Records shown
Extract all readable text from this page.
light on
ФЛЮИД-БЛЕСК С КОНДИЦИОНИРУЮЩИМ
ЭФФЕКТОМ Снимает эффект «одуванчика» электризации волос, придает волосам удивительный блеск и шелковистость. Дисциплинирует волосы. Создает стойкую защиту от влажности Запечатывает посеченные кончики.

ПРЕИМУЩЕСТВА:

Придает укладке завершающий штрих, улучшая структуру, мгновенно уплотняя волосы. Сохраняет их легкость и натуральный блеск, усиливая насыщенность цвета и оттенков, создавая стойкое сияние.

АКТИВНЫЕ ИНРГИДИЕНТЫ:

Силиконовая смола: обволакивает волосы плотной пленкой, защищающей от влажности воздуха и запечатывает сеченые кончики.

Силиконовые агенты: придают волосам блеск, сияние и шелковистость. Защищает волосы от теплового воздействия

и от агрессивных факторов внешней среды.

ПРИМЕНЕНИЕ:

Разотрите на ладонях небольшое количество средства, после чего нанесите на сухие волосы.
---
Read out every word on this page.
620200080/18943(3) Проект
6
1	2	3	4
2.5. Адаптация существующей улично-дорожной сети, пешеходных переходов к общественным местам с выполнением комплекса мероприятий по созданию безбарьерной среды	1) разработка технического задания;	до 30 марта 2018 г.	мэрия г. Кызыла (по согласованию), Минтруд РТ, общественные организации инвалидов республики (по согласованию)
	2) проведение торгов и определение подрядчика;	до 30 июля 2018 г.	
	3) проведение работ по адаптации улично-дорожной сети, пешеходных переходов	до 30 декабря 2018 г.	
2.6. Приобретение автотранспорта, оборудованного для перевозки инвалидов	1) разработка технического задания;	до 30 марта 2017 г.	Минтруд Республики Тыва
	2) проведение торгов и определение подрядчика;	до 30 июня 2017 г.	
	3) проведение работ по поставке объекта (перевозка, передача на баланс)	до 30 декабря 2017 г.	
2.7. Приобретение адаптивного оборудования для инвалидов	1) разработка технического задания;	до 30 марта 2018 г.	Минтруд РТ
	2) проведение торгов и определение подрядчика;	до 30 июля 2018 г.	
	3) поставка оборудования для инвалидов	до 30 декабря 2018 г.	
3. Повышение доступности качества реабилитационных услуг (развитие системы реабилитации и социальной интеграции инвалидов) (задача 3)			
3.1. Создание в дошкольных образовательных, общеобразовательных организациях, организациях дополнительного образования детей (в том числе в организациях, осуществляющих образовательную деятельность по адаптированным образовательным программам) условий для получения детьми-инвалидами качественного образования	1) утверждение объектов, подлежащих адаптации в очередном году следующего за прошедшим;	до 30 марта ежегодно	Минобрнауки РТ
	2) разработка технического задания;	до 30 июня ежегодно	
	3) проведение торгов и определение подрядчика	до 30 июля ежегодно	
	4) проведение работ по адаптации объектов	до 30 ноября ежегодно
...
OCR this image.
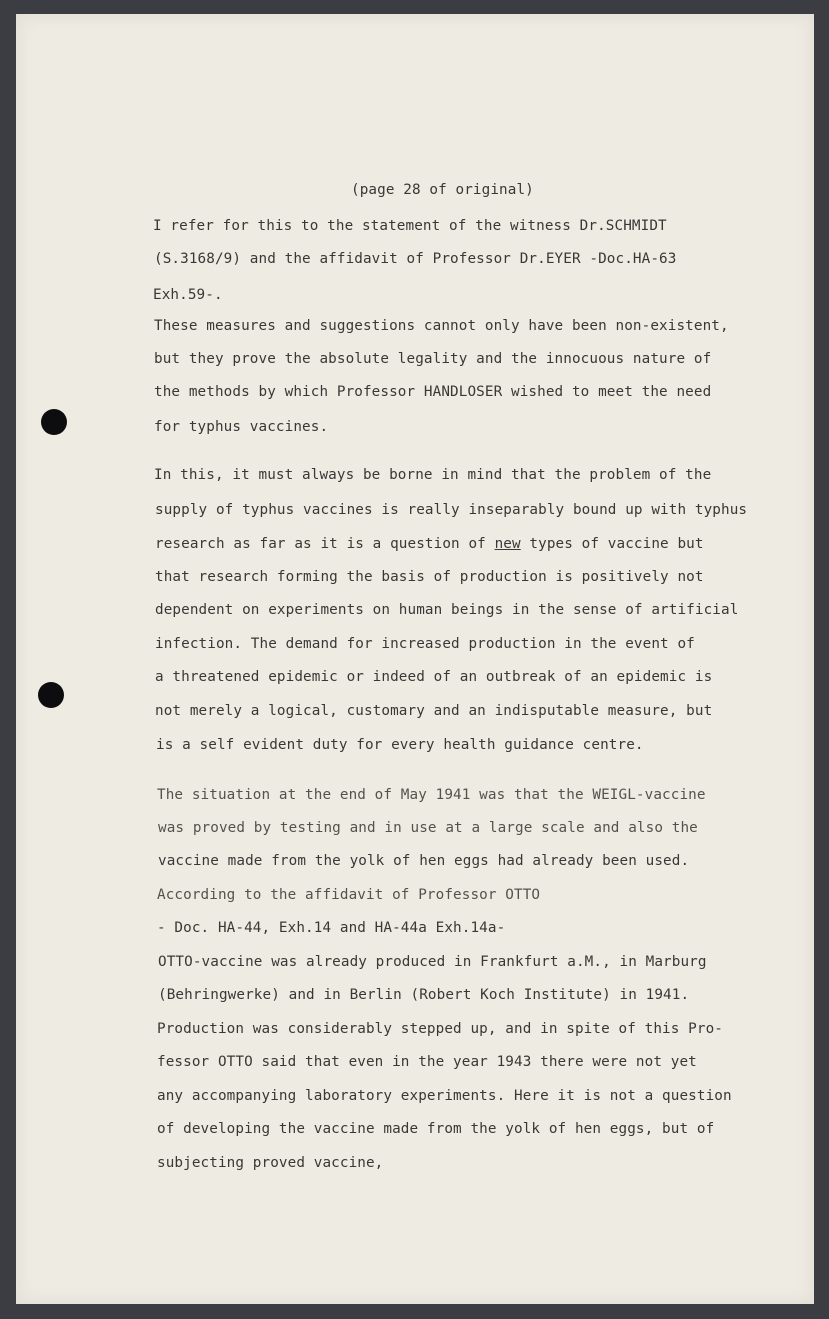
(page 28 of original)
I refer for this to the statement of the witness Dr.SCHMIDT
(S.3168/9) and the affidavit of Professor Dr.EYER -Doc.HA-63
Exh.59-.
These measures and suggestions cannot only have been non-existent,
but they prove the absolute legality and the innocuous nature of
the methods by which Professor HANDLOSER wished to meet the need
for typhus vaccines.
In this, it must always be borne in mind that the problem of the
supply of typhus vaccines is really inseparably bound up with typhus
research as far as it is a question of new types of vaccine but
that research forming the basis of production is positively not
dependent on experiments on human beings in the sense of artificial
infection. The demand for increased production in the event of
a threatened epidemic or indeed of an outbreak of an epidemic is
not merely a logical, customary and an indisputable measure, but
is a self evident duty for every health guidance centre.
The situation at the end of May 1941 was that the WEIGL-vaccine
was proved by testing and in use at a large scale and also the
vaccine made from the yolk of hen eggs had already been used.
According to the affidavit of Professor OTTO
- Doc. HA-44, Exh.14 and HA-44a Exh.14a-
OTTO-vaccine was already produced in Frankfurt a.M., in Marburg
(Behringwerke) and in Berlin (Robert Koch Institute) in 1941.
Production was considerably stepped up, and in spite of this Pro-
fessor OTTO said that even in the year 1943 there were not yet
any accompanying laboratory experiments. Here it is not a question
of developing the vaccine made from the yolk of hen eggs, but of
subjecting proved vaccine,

What this task involves
From the data above, copy out every line with the string "дорожной" in it.

Task result
2.5. Адаптация существующей улично-дорожной сети, пешеходных переходов к общественным местам с выполнением комплекса мероприятий по созданию безбарьерной среды	1) разработка технического задания;	до 30 марта 2018 г.	мэрия г. Кызыла (по согласованию), Минтруд РТ, общественные организации инвалидов республики (по согласованию)
	3) проведение работ по адаптации улично-дорожной сети, пешеходных переходов	до 30 декабря 2018 г.	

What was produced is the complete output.